▶ Problem
Retype every entry in its entirety, without alteration.

** Begin Stored records **

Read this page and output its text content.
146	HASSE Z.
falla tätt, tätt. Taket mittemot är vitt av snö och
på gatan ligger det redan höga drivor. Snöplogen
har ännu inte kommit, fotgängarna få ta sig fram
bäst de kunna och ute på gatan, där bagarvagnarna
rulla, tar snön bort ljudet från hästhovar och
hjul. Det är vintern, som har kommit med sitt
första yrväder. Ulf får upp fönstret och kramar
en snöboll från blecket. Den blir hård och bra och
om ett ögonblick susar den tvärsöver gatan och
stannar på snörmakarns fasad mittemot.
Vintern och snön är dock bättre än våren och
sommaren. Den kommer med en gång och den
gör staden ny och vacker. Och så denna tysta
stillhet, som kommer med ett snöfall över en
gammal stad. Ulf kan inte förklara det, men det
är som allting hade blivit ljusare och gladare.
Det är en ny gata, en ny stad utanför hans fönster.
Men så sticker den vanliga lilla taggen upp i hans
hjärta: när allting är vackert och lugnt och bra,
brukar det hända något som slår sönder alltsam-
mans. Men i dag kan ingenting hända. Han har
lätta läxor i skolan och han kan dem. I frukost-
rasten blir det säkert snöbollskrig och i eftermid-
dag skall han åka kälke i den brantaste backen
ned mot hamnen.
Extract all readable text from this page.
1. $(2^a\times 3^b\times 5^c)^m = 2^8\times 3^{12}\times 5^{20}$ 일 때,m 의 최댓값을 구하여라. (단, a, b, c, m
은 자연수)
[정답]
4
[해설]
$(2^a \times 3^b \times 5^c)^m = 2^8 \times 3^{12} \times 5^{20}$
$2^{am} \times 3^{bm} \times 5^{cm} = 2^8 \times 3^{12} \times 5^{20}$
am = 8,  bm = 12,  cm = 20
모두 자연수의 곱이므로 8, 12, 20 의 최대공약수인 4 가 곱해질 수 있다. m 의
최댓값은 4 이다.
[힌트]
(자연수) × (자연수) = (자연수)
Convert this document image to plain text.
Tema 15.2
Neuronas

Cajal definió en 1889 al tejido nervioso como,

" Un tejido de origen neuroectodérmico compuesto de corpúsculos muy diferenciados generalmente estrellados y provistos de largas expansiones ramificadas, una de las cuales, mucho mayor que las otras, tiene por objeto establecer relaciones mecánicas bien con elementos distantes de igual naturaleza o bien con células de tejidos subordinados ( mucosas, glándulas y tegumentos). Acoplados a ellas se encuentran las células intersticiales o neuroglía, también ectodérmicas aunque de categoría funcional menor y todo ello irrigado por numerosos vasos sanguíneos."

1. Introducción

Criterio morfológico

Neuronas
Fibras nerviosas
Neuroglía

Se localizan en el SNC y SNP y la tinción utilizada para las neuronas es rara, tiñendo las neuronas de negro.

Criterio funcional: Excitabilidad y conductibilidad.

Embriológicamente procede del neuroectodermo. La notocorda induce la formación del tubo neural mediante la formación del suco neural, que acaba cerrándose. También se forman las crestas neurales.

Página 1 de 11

** End Stored records **

▶ Reply to the task
Read this page and output its text content.
146	HASSE Z.
falla tätt, tätt. Taket mittemot är vitt av snö och
på gatan ligger det redan höga drivor. Snöplogen
har ännu inte kommit, fotgängarna få ta sig fram
bäst de kunna och ute på gatan, där bagarvagnarna
rulla, tar snön bort ljudet från hästhovar och
hjul. Det är vintern, som har kommit med sitt
första yrväder. Ulf får upp fönstret och kramar
en snöboll från blecket. Den blir hård och bra och
om ett ögonblick susar den tvärsöver gatan och
stannar på snörmakarns fasad mittemot.
Vintern och snön är dock bättre än våren och
sommaren. Den kommer med en gång och den
gör staden ny och vacker. Och så denna tysta
stillhet, som kommer med ett snöfall över en
gammal stad. Ulf kan inte förklara det, men det
är som allting hade blivit ljusare och gladare.
Det är en ny gata, en ny stad utanför hans fönster.
Men så sticker den vanliga lilla taggen upp i hans
hjärta: när allting är vackert och lugnt och bra,
brukar det hända något som slår sönder alltsam-
mans. Men i dag kan ingenting hända. Han har
lätta läxor i skolan och han kan dem. I frukost-
rasten blir det säkert snöbollskrig och i eftermid-
dag skall han åka kälke i den brantaste backen
ned mot hamnen.
Extract all readable text from this page.
1. $(2^a\times 3^b\times 5^c)^m = 2^8\times 3^{12}\times 5^{20}$ 일 때,m 의 최댓값을 구하여라. (단, a, b, c, m
은 자연수)
[정답]
4
[해설]
$(2^a \times 3^b \times 5^c)^m = 2^8 \times 3^{12} \times 5^{20}$
$2^{am} \times 3^{bm} \times 5^{cm} = 2^8 \times 3^{12} \times 5^{20}$
am = 8,  bm = 12,  cm = 20
모두 자연수의 곱이므로 8, 12, 20 의 최대공약수인 4 가 곱해질 수 있다. m 의
최댓값은 4 이다.
[힌트]
(자연수) × (자연수) = (자연수)
Convert this document image to plain text.
Tema 15.2
Neuronas

Cajal definió en 1889 al tejido nervioso como,

" Un tejido de origen neuroectodérmico compuesto de corpúsculos muy diferenciados generalmente estrellados y provistos de largas expansiones ramificadas, una de las cuales, mucho mayor que las otras, tiene por objeto establecer relaciones mecánicas bien con elementos distantes de igual naturaleza o bien con células de tejidos subordinados ( mucosas, glándulas y tegumentos). Acoplados a ellas se encuentran las células intersticiales o neuroglía, también ectodérmicas aunque de categoría funcional menor y todo ello irrigado por numerosos vasos sanguíneos."

1. Introducción

Criterio morfológico

Neuronas
Fibras nerviosas
Neuroglía

Se localizan en el SNC y SNP y la tinción utilizada para las neuronas es rara, tiñendo las neuronas de negro.

Criterio funcional: Excitabilidad y conductibilidad.

Embriológicamente procede del neuroectodermo. La notocorda induce la formación del tubo neural mediante la formación del suco neural, que acaba cerrándose. También se forman las crestas neurales.

Página 1 de 11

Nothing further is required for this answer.